Dataset entries on figures
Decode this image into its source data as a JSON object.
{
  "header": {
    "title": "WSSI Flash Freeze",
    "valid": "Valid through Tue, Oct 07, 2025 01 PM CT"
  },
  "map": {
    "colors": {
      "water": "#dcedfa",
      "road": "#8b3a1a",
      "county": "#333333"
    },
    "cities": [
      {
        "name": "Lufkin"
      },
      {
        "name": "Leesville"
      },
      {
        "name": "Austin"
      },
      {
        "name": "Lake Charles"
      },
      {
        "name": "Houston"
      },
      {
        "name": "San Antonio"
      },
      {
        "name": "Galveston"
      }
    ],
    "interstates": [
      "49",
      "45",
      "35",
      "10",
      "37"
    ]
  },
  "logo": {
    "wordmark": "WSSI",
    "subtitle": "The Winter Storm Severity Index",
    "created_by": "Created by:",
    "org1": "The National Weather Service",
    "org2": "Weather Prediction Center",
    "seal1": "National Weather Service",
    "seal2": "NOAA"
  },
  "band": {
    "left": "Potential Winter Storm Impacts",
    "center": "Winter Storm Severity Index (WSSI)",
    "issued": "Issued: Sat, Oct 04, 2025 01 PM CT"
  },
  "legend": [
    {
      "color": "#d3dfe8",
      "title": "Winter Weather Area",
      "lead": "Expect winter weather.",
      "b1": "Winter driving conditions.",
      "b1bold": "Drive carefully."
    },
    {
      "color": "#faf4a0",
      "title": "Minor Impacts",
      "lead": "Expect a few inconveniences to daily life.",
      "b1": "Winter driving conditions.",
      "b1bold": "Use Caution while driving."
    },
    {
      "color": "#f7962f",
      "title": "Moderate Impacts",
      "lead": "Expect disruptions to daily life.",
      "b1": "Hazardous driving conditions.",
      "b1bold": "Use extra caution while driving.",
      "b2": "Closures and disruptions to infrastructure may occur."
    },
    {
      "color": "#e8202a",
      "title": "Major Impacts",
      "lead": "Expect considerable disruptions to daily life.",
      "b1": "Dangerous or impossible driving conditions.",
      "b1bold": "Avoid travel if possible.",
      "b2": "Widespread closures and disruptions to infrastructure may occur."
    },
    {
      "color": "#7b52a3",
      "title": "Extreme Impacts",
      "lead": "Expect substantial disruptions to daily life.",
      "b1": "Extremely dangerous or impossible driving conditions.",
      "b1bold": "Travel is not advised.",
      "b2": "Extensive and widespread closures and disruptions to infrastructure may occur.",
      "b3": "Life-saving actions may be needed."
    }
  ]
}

DIRECTIONS FOR THIS TASK ::
Transcribe all the entries, keeping each one exactly as it is.

FINISHED EXERCISE ::
Decode this image into its source data as a JSON object.
{
  "header": {
    "title": "WSSI Flash Freeze",
    "valid": "Valid through Tue, Oct 07, 2025 01 PM CT"
  },
  "map": {
    "colors": {
      "water": "#dcedfa",
      "road": "#8b3a1a",
      "county": "#333333"
    },
    "cities": [
      {
        "name": "Lufkin"
      },
      {
        "name": "Leesville"
      },
      {
        "name": "Austin"
      },
      {
        "name": "Lake Charles"
      },
      {
        "name": "Houston"
      },
      {
        "name": "San Antonio"
      },
      {
        "name": "Galveston"
      }
    ],
    "interstates": [
      "49",
      "45",
      "35",
      "10",
      "37"
    ]
  },
  "logo": {
    "wordmark": "WSSI",
    "subtitle": "The Winter Storm Severity Index",
    "created_by": "Created by:",
    "org1": "The National Weather Service",
    "org2": "Weather Prediction Center",
    "seal1": "National Weather Service",
    "seal2": "NOAA"
  },
  "band": {
    "left": "Potential Winter Storm Impacts",
    "center": "Winter Storm Severity Index (WSSI)",
    "issued": "Issued: Sat, Oct 04, 2025 01 PM CT"
  },
  "legend": [
    {
      "color": "#d3dfe8",
      "title": "Winter Weather Area",
      "lead": "Expect winter weather.",
      "b1": "Winter driving conditions.",
      "b1bold": "Drive carefully."
    },
    {
      "color": "#faf4a0",
      "title": "Minor Impacts",
      "lead": "Expect a few inconveniences to daily life.",
      "b1": "Winter driving conditions.",
      "b1bold": "Use Caution while driving."
    },
    {
      "color": "#f7962f",
      "title": "Moderate Impacts",
      "lead": "Expect disruptions to daily life.",
      "b1": "Hazardous driving conditions.",
      "b1bold": "Use extra caution while driving.",
      "b2": "Closures and disruptions to infrastructure may occur."
    },
    {
      "color": "#e8202a",
      "title": "Major Impacts",
      "lead": "Expect considerable disruptions to daily life.",
      "b1": "Dangerous or impossible driving conditions.",
      "b1bold": "Avoid travel if possible.",
      "b2": "Widespread closures and disruptions to infrastructure may occur."
    },
    {
      "color": "#7b52a3",
      "title": "Extreme Impacts",
      "lead": "Expect substantial disruptions to daily life.",
      "b1": "Extremely dangerous or impossible driving conditions.",
      "b1bold": "Travel is not advised.",
      "b2": "Extensive and widespread closures and disruptions to infrastructure may occur.",
      "b3": "Life-saving actions may be needed."
    }
  ]
}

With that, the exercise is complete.